- Provided records -
>> begin

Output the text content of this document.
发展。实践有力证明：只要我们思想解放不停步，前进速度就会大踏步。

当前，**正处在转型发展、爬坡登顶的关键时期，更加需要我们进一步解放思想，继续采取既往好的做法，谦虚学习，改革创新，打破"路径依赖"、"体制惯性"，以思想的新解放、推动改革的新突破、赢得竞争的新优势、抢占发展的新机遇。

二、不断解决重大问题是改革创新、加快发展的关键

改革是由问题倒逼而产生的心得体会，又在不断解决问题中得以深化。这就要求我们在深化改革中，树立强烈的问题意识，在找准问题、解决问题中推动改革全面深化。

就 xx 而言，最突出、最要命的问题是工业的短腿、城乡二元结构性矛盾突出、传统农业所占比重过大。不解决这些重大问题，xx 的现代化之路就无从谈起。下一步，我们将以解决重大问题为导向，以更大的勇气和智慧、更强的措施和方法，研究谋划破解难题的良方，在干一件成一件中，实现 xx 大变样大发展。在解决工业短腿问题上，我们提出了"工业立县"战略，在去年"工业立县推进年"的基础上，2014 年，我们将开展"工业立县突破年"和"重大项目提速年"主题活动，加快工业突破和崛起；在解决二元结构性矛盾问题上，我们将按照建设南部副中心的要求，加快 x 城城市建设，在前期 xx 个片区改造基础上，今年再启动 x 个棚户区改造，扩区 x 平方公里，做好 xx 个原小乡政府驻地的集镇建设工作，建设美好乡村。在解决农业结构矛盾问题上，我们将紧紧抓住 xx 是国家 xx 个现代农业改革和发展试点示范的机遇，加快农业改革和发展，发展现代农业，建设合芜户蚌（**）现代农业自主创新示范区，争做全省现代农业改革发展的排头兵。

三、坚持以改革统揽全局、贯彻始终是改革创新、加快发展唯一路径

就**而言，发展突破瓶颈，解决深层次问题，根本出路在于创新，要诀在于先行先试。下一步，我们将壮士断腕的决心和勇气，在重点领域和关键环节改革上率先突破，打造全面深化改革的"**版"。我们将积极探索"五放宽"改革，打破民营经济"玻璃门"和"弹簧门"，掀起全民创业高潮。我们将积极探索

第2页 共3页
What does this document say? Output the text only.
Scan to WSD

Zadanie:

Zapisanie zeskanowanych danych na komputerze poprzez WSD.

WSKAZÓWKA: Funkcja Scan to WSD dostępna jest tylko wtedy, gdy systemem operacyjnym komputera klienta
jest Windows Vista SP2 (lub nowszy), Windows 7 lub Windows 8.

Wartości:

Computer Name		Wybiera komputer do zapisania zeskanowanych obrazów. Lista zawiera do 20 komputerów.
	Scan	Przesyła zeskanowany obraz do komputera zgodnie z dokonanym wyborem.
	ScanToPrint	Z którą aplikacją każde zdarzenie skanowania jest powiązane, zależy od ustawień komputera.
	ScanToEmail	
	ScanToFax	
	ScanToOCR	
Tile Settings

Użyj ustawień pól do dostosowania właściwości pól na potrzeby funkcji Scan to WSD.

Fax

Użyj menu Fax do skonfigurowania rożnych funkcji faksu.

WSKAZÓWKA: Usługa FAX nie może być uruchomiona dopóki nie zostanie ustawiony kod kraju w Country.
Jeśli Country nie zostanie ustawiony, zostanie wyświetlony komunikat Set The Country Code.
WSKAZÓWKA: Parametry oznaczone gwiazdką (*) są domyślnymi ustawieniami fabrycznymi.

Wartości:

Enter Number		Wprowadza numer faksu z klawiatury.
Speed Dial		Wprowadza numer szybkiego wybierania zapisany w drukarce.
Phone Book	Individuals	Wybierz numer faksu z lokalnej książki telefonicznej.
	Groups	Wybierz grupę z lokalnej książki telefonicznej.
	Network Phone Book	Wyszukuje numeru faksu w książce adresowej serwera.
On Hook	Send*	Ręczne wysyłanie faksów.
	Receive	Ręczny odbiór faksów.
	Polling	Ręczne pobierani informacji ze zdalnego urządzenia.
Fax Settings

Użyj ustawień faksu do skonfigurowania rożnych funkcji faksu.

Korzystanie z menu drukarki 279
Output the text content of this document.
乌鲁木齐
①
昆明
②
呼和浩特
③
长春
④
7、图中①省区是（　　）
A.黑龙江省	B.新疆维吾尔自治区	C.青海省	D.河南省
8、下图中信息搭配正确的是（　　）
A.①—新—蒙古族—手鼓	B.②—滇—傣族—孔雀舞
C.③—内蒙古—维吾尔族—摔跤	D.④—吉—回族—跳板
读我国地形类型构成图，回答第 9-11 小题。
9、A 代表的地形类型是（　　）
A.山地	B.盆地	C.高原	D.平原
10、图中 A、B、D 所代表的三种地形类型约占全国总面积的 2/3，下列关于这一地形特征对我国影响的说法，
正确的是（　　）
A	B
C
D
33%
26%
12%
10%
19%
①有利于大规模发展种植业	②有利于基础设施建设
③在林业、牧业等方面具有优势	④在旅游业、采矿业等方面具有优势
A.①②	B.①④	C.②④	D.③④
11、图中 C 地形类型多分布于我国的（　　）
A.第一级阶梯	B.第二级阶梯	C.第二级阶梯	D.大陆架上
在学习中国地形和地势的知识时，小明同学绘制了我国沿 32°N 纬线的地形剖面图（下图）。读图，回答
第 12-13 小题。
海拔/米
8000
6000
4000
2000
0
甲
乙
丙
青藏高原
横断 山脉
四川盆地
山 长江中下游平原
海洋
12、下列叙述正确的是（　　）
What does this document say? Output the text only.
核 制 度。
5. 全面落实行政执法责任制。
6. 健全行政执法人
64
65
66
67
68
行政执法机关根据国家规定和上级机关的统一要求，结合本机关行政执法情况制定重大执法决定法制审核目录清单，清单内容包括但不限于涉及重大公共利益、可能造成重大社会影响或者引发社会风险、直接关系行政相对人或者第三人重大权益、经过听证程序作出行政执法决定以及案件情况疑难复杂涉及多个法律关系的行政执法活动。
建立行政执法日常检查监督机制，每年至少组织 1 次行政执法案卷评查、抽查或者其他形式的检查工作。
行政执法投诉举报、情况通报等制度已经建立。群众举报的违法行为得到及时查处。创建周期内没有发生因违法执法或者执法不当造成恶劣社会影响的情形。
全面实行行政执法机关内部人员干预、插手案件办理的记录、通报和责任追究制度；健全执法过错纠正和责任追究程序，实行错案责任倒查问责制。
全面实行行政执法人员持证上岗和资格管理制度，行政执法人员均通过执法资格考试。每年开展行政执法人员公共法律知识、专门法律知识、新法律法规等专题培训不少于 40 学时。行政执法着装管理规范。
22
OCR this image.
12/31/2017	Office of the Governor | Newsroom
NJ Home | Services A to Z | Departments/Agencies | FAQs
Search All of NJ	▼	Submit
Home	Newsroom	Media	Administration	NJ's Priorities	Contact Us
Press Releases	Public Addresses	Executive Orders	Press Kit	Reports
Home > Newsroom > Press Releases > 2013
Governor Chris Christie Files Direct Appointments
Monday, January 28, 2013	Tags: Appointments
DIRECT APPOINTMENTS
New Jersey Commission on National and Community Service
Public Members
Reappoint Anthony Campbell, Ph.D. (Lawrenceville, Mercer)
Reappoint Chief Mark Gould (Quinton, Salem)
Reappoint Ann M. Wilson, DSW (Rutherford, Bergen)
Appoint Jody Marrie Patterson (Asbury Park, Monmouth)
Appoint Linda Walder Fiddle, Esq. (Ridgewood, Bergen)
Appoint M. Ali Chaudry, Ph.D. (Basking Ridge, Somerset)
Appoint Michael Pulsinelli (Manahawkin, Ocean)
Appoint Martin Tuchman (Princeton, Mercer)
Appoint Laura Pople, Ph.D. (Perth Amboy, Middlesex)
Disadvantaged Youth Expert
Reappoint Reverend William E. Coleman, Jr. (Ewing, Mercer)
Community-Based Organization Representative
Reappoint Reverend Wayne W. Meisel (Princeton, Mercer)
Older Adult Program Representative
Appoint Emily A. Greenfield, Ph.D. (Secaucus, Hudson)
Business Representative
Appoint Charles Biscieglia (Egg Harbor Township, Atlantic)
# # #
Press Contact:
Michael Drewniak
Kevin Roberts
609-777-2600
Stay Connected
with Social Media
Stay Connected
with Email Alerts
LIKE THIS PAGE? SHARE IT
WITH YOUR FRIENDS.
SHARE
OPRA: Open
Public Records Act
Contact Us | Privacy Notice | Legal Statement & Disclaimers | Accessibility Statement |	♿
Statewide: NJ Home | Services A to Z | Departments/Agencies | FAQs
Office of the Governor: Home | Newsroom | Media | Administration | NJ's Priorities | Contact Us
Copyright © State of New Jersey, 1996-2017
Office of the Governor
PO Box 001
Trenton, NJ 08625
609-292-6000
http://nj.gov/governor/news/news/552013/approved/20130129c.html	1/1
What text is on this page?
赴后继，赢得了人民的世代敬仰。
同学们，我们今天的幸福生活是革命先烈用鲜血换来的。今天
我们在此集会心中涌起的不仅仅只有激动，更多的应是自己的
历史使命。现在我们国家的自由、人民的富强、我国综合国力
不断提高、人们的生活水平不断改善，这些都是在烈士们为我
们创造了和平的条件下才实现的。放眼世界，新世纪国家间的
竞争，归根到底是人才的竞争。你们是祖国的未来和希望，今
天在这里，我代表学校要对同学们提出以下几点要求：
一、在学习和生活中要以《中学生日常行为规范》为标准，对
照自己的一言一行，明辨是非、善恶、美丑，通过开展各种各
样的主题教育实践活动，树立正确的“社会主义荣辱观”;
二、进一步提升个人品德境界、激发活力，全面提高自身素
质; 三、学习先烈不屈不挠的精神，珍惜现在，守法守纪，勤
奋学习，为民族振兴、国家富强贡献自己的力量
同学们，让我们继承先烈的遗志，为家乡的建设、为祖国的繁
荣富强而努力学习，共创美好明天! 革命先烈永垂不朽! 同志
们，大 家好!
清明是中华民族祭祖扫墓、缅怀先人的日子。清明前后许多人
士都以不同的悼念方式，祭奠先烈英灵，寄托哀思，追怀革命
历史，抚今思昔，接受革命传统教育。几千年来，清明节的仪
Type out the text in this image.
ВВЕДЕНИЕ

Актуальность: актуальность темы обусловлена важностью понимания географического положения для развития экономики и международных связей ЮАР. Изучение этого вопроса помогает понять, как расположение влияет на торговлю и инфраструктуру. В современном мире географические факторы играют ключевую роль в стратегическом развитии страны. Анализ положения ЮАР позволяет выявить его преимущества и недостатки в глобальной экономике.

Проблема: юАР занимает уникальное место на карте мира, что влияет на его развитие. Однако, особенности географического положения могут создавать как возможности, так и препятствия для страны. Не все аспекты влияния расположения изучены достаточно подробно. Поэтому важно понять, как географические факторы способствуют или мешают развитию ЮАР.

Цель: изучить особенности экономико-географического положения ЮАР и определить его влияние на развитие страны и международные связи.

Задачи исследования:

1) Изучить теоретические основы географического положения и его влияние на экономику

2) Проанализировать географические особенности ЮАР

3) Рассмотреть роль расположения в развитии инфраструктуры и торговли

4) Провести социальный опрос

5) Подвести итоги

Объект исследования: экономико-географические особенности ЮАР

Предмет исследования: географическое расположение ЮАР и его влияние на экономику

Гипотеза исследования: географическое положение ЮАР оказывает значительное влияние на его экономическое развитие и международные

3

>> end

Every line of the records that includes the word "Home" should be gathered.

- Final result -
NJ Home | Services A to Z | Departments/Agencies | FAQs
Home	Newsroom	Media	Administration	NJ's Priorities	Contact Us
Home > Newsroom > Press Releases > 2013
Statewide: NJ Home | Services A to Z | Departments/Agencies | FAQs
Office of the Governor: Home | Newsroom | Media | Administration | NJ's Priorities | Contact Us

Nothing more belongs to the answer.